■ Exercise details ■
Show all lines from the listing below that contain "公民打架调解协议书".

--- start of Recorded data ---

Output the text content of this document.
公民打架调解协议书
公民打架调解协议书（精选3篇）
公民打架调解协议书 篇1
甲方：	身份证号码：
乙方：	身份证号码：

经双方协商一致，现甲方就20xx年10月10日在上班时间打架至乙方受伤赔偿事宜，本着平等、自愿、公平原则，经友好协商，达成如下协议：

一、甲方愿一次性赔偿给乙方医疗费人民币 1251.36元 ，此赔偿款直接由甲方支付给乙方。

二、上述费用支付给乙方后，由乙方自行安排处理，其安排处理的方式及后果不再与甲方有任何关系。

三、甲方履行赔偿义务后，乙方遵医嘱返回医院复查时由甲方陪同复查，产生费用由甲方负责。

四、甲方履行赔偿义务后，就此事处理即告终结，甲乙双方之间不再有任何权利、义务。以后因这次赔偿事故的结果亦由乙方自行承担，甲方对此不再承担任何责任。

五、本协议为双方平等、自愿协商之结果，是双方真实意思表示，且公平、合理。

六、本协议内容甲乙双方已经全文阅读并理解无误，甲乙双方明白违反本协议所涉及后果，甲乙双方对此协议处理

--- end of Recorded data ---

■ Task solution ■
公民打架调解协议书
公民打架调解协议书（精选3篇）
公民打架调解协议书 篇1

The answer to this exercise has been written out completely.